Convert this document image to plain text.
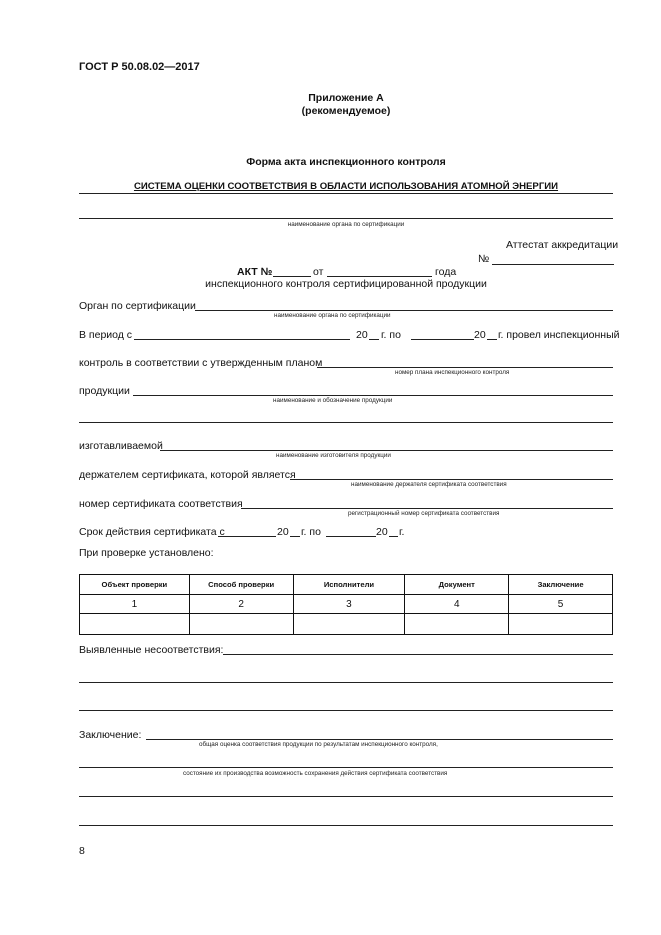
ГОСТ Р 50.08.02—2017
Приложение А
(рекомендуемое)
Форма акта инспекционного контроля
СИСТЕМА ОЦЕНКИ СООТВЕТСТВИЯ В ОБЛАСТИ ИСПОЛЬЗОВАНИЯ АТОМНОЙ ЭНЕРГИИ
наименование органа по сертификации
Аттестат аккредитации
№
АКТ №	от	года
инспекционного контроля сертифицированной продукции
Орган по сертификации
наименование органа по сертификации
В период с	20 г. по	20 г. провел инспекционный
контроль в соответствии с утвержденным планом
номер плана инспекционного контроля
продукции
наименование и обозначение продукции
изготавливаемой
наименование изготовителя продукции
держателем сертификата, которой является
наименование держателя сертификата соответствия
номер сертификата соответствия
регистрационный номер сертификата соответствия
Срок действия сертификата с	20 г. по	20 г.
При проверке установлено:
Объект проверки	Способ проверки	Исполнители	Документ	Заключение
1	2	3	4	5

Выявленные несоответствия:
Заключение:
общая оценка соответствия продукции по результатам инспекционного контроля,
состояние их производства возможность сохранения действия сертификата соответствия
8
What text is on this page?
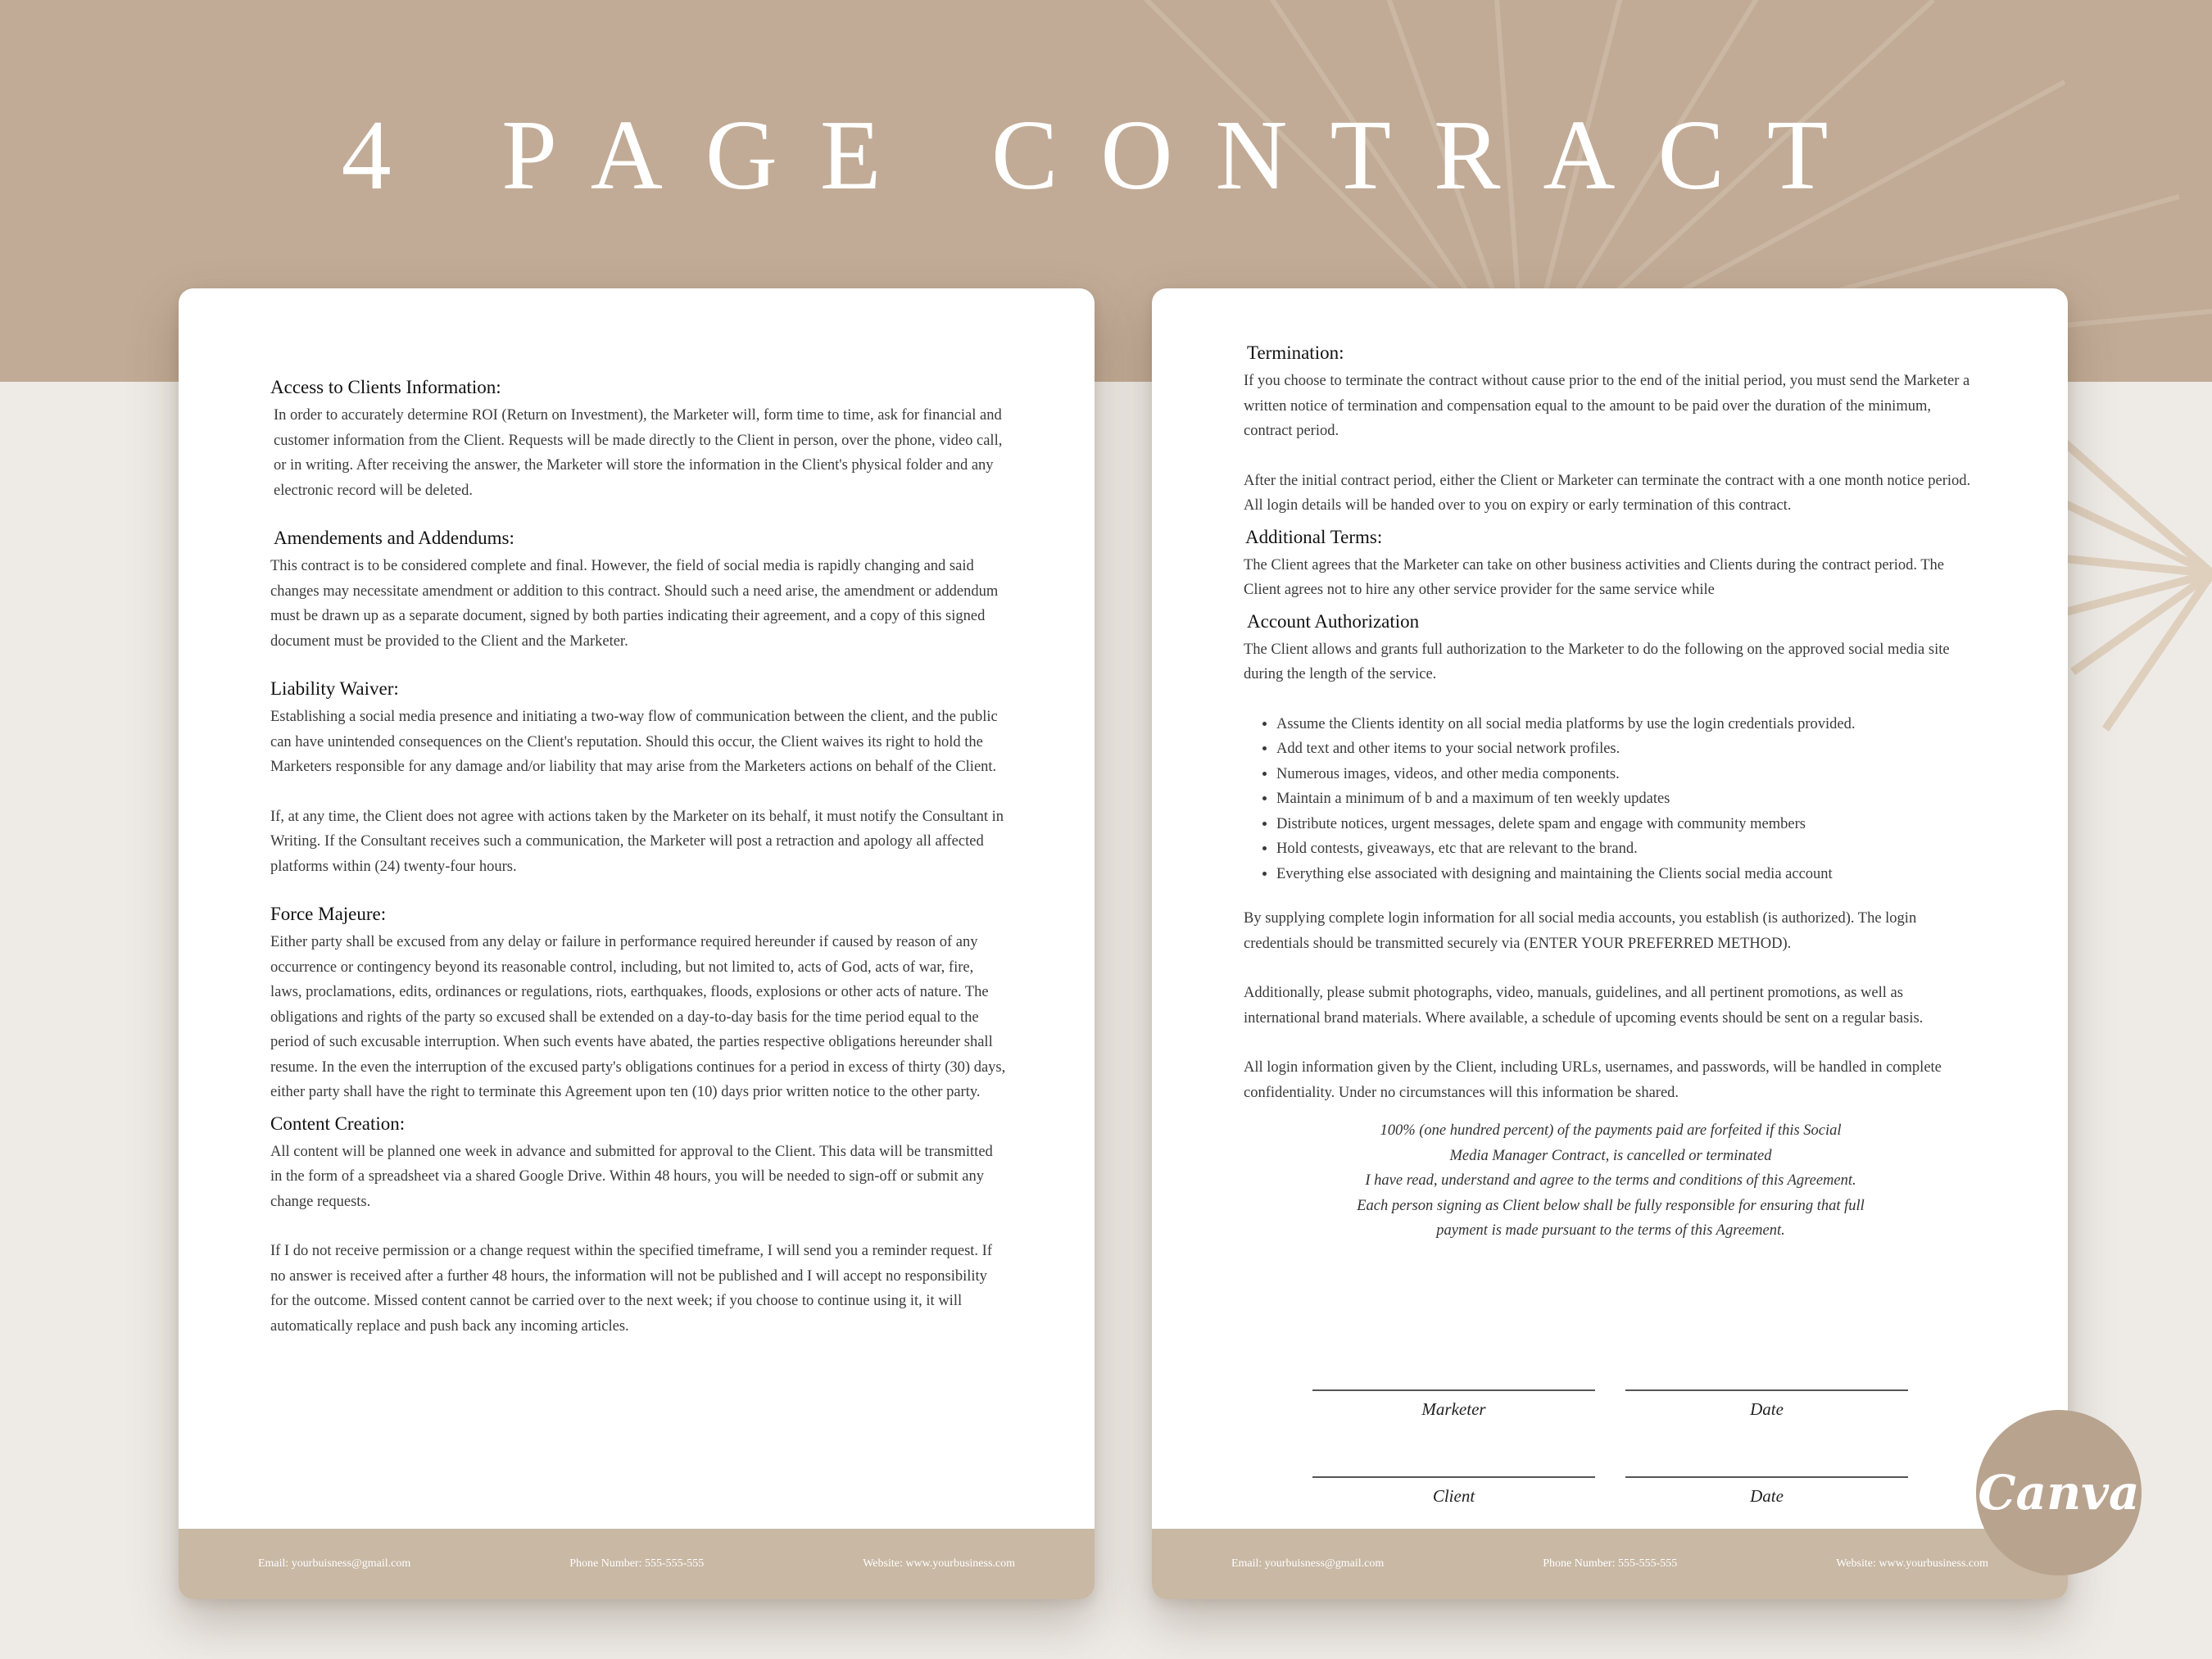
4 PAGE CONTRACT
Access to Clients Information:
In order to accurately determine ROI (Return on Investment), the Marketer will, form time to time, ask for financial and customer information from the Client. Requests will be made directly to the Client in person, over the phone, video call, or in writing. After receiving the answer, the Marketer will store the information in the Client's physical folder and any electronic record will be deleted.
Amendements and Addendums:
This contract is to be considered complete and final. However, the field of social media is rapidly changing and said changes may necessitate amendment or addition to this contract. Should such a need arise, the amendment or addendum must be drawn up as a separate document, signed by both parties indicating their agreement, and a copy of this signed document must be provided to the Client and the Marketer.
Liability Waiver:
Establishing a social media presence and initiating a two-way flow of communication between the client, and the public can have unintended consequences on the Client's reputation. Should this occur, the Client waives its right to hold the Marketers responsible for any damage and/or liability that may arise from the Marketers actions on behalf of the Client.
If, at any time, the Client does not agree with actions taken by the Marketer on its behalf, it must notify the Consultant in Writing. If the Consultant receives such a communication, the Marketer will post a retraction and apology all affected platforms within (24) twenty-four hours.
Force Majeure:
Either party shall be excused from any delay or failure in performance required hereunder if caused by reason of any occurrence or contingency beyond its reasonable control, including, but not limited to, acts of God, acts of war, fire, laws, proclamations, edits, ordinances or regulations, riots, earthquakes, floods, explosions or other acts of nature. The obligations and rights of the party so excused shall be extended on a day-to-day basis for the time period equal to the period of such excusable interruption. When such events have abated, the parties respective obligations hereunder shall resume. In the even the interruption of the excused party's obligations continues for a period in excess of thirty (30) days, either party shall have the right to terminate this Agreement upon ten (10) days prior written notice to the other party.
Content Creation:
All content will be planned one week in advance and submitted for approval to the Client. This data will be transmitted in the form of a spreadsheet via a shared Google Drive. Within 48 hours, you will be needed to sign-off or submit any change requests.
If I do not receive permission or a change request within the specified timeframe, I will send you a reminder request. If no answer is received after a further 48 hours, the information will not be published and I will accept no responsibility for the outcome. Missed content cannot be carried over to the next week; if you choose to continue using it, it will automatically replace and push back any incoming articles.
Email: yourbuisness@gmail.com	Phone Number: 555-555-555	Website: www.yourbusiness.com
Termination:
If you choose to terminate the contract without cause prior to the end of the initial period, you must send the Marketer a written notice of termination and compensation equal to the amount to be paid over the duration of the minimum, contract period.
After the initial contract period, either the Client or Marketer can terminate the contract with a one month notice period. All login details will be handed over to you on expiry or early termination of this contract.
Additional Terms:
The Client agrees that the Marketer can take on other business activities and Clients during the contract period. The Client agrees not to hire any other service provider for the same service while
Account Authorization
The Client allows and grants full authorization to the Marketer to do the following on the approved social media site during the length of the service.
• Assume the Clients identity on all social media platforms by use the login credentials provided.
• Add text and other items to your social network profiles.
• Numerous images, videos, and other media components.
• Maintain a minimum of b and a maximum of ten weekly updates
• Distribute notices, urgent messages, delete spam and engage with community members
• Hold contests, giveaways, etc that are relevant to the brand.
• Everything else associated with designing and maintaining the Clients social media account
By supplying complete login information for all social media accounts, you establish (is authorized). The login credentials should be transmitted securely via (ENTER YOUR PREFERRED METHOD).
Additionally, please submit photographs, video, manuals, guidelines, and all pertinent promotions, as well as international brand materials. Where available, a schedule of upcoming events should be sent on a regular basis.
All login information given by the Client, including URLs, usernames, and passwords, will be handled in complete confidentiality. Under no circumstances will this information be shared.
100% (one hundred percent) of the payments paid are forfeited if this Social
Media Manager Contract, is cancelled or terminated
I have read, understand and agree to the terms and conditions of this Agreement.
Each person signing as Client below shall be fully responsible for ensuring that full
payment is made pursuant to the terms of this Agreement.
Marketer	Date
Client	Date
Email: yourbuisness@gmail.com	Phone Number: 555-555-555	Website: www.yourbusiness.com
Canva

☆ ☆ ☆

#### Task brief
The material above must be printed exactly, with its pictures left out.

#### The reply
Convert this document image to plain text.
ГОСТ Р 50.08.02—2017
Приложение А
(рекомендуемое)
Форма акта инспекционного контроля
СИСТЕМА ОЦЕНКИ СООТВЕТСТВИЯ В ОБЛАСТИ ИСПОЛЬЗОВАНИЯ АТОМНОЙ ЭНЕРГИИ
наименование органа по сертификации
Аттестат аккредитации
№
АКТ №	от	года
инспекционного контроля сертифицированной продукции
Орган по сертификации
наименование органа по сертификации
В период с	20 г. по	20 г. провел инспекционный
контроль в соответствии с утвержденным планом
номер плана инспекционного контроля
продукции
наименование и обозначение продукции
изготавливаемой
наименование изготовителя продукции
держателем сертификата, которой является
наименование держателя сертификата соответствия
номер сертификата соответствия
регистрационный номер сертификата соответствия
Срок действия сертификата с	20 г. по	20 г.
При проверке установлено:
Объект проверки	Способ проверки	Исполнители	Документ	Заключение
1	2	3	4	5

Выявленные несоответствия:
Заключение:
общая оценка соответствия продукции по результатам инспекционного контроля,
состояние их производства возможность сохранения действия сертификата соответствия
8
What text is on this page?
4 PAGE CONTRACT
Access to Clients Information:
In order to accurately determine ROI (Return on Investment), the Marketer will, form time to time, ask for financial and customer information from the Client. Requests will be made directly to the Client in person, over the phone, video call, or in writing. After receiving the answer, the Marketer will store the information in the Client's physical folder and any electronic record will be deleted.
Amendements and Addendums:
This contract is to be considered complete and final. However, the field of social media is rapidly changing and said changes may necessitate amendment or addition to this contract. Should such a need arise, the amendment or addendum must be drawn up as a separate document, signed by both parties indicating their agreement, and a copy of this signed document must be provided to the Client and the Marketer.
Liability Waiver:
Establishing a social media presence and initiating a two-way flow of communication between the client, and the public can have unintended consequences on the Client's reputation. Should this occur, the Client waives its right to hold the Marketers responsible for any damage and/or liability that may arise from the Marketers actions on behalf of the Client.
If, at any time, the Client does not agree with actions taken by the Marketer on its behalf, it must notify the Consultant in Writing. If the Consultant receives such a communication, the Marketer will post a retraction and apology all affected platforms within (24) twenty-four hours.
Force Majeure:
Either party shall be excused from any delay or failure in performance required hereunder if caused by reason of any occurrence or contingency beyond its reasonable control, including, but not limited to, acts of God, acts of war, fire, laws, proclamations, edits, ordinances or regulations, riots, earthquakes, floods, explosions or other acts of nature. The obligations and rights of the party so excused shall be extended on a day-to-day basis for the time period equal to the period of such excusable interruption. When such events have abated, the parties respective obligations hereunder shall resume. In the even the interruption of the excused party's obligations continues for a period in excess of thirty (30) days, either party shall have the right to terminate this Agreement upon ten (10) days prior written notice to the other party.
Content Creation:
All content will be planned one week in advance and submitted for approval to the Client. This data will be transmitted in the form of a spreadsheet via a shared Google Drive. Within 48 hours, you will be needed to sign-off or submit any change requests.
If I do not receive permission or a change request within the specified timeframe, I will send you a reminder request. If no answer is received after a further 48 hours, the information will not be published and I will accept no responsibility for the outcome. Missed content cannot be carried over to the next week; if you choose to continue using it, it will automatically replace and push back any incoming articles.
Email: yourbuisness@gmail.com	Phone Number: 555-555-555	Website: www.yourbusiness.com
Termination:
If you choose to terminate the contract without cause prior to the end of the initial period, you must send the Marketer a written notice of termination and compensation equal to the amount to be paid over the duration of the minimum, contract period.
After the initial contract period, either the Client or Marketer can terminate the contract with a one month notice period. All login details will be handed over to you on expiry or early termination of this contract.
Additional Terms:
The Client agrees that the Marketer can take on other business activities and Clients during the contract period. The Client agrees not to hire any other service provider for the same service while
Account Authorization
The Client allows and grants full authorization to the Marketer to do the following on the approved social media site during the length of the service.
• Assume the Clients identity on all social media platforms by use the login credentials provided.
• Add text and other items to your social network profiles.
• Numerous images, videos, and other media components.
• Maintain a minimum of b and a maximum of ten weekly updates
• Distribute notices, urgent messages, delete spam and engage with community members
• Hold contests, giveaways, etc that are relevant to the brand.
• Everything else associated with designing and maintaining the Clients social media account
By supplying complete login information for all social media accounts, you establish (is authorized). The login credentials should be transmitted securely via (ENTER YOUR PREFERRED METHOD).
Additionally, please submit photographs, video, manuals, guidelines, and all pertinent promotions, as well as international brand materials. Where available, a schedule of upcoming events should be sent on a regular basis.
All login information given by the Client, including URLs, usernames, and passwords, will be handled in complete confidentiality. Under no circumstances will this information be shared.
100% (one hundred percent) of the payments paid are forfeited if this Social
Media Manager Contract, is cancelled or terminated
I have read, understand and agree to the terms and conditions of this Agreement.
Each person signing as Client below shall be fully responsible for ensuring that full
payment is made pursuant to the terms of this Agreement.
Marketer	Date
Client	Date
Email: yourbuisness@gmail.com	Phone Number: 555-555-555	Website: www.yourbusiness.com
Canva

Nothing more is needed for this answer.